── RECORD LIST
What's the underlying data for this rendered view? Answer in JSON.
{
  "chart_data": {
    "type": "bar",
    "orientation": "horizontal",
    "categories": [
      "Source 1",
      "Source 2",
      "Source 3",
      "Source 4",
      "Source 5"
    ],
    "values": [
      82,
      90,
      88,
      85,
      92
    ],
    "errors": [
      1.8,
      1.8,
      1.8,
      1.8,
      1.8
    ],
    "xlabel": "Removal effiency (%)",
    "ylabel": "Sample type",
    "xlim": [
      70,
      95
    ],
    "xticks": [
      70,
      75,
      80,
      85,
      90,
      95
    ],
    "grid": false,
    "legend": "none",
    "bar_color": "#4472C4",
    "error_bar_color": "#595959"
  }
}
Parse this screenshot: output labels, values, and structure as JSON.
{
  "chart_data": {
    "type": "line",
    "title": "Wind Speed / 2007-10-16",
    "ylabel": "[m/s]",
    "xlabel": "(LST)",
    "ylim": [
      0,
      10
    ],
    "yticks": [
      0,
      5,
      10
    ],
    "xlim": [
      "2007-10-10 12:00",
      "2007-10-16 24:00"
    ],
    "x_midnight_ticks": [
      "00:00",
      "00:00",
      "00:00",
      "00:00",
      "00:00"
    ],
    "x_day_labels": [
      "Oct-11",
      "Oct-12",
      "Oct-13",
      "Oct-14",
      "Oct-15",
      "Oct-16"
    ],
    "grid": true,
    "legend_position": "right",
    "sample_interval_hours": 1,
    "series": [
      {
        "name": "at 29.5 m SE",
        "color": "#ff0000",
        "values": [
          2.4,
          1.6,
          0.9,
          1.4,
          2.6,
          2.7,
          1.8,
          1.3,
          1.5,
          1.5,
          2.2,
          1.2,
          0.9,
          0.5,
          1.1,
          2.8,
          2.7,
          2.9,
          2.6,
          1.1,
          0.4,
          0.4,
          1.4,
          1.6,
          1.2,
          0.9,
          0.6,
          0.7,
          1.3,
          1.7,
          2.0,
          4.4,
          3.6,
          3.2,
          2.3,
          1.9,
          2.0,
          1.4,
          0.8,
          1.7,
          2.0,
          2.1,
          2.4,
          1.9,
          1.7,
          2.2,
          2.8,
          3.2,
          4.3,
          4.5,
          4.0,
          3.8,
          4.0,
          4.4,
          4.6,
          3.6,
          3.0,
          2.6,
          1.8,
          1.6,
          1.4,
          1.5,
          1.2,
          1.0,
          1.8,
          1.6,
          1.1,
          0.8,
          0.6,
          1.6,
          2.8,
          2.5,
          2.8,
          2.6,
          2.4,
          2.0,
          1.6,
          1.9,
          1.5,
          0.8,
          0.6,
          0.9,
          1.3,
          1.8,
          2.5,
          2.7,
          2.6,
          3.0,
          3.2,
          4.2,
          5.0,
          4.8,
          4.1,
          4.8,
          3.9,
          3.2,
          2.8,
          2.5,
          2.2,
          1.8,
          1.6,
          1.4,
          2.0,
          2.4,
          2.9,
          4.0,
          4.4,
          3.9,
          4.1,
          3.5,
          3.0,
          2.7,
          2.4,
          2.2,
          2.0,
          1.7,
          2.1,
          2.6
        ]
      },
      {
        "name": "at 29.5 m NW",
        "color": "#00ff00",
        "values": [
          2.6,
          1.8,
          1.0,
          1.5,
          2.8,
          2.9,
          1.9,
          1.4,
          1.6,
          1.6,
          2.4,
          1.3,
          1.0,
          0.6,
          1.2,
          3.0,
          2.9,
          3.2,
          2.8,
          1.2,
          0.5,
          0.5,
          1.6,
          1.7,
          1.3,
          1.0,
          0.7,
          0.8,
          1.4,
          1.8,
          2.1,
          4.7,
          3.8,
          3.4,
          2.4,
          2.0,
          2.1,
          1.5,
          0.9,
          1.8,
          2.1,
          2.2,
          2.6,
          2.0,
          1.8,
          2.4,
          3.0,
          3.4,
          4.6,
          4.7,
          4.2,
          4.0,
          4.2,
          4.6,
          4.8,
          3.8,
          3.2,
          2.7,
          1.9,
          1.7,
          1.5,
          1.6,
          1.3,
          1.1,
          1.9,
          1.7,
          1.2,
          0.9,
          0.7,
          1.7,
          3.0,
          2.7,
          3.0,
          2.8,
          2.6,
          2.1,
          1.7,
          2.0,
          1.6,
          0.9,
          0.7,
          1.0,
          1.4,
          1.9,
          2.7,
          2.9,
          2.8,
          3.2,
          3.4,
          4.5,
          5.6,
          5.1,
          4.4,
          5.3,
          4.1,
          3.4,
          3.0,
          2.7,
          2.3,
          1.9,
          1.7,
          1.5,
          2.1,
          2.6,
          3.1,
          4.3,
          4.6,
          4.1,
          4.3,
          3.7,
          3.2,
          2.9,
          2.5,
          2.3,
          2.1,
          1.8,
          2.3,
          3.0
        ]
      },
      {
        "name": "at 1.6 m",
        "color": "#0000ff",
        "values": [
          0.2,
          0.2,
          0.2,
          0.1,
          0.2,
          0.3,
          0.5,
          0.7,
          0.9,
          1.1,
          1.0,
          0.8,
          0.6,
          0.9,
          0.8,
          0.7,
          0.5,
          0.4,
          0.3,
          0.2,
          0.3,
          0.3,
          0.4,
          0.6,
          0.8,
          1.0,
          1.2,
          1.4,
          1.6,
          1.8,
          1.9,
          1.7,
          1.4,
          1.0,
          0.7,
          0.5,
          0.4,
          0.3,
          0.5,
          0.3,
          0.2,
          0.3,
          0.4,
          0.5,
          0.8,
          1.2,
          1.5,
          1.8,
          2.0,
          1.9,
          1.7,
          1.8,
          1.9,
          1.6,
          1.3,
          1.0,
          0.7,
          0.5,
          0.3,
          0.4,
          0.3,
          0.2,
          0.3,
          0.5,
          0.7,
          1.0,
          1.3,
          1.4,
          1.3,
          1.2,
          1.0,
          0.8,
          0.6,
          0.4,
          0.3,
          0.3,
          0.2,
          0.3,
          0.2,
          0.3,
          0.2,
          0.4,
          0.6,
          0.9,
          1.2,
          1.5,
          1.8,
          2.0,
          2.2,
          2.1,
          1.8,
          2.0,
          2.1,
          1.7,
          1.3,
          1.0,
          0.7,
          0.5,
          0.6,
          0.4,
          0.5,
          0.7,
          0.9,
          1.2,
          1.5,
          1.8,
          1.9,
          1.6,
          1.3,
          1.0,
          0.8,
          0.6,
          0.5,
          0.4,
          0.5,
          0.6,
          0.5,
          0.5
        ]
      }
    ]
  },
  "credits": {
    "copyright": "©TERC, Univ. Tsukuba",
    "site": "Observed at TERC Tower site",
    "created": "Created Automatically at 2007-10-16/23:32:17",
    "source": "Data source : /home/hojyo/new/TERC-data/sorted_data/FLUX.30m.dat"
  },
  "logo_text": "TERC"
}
────
### [SHORT TASK]
Your task is to pick out every line with the string "TERC" and copy it.

### [COMPLETE ANSWER]
    "copyright": "©TERC, Univ. Tsukuba",
    "site": "Observed at TERC Tower site",
    "source": "Data source : /home/hojyo/new/TERC-data/sorted_data/FLUX.30m.dat"
  "logo_text": "TERC"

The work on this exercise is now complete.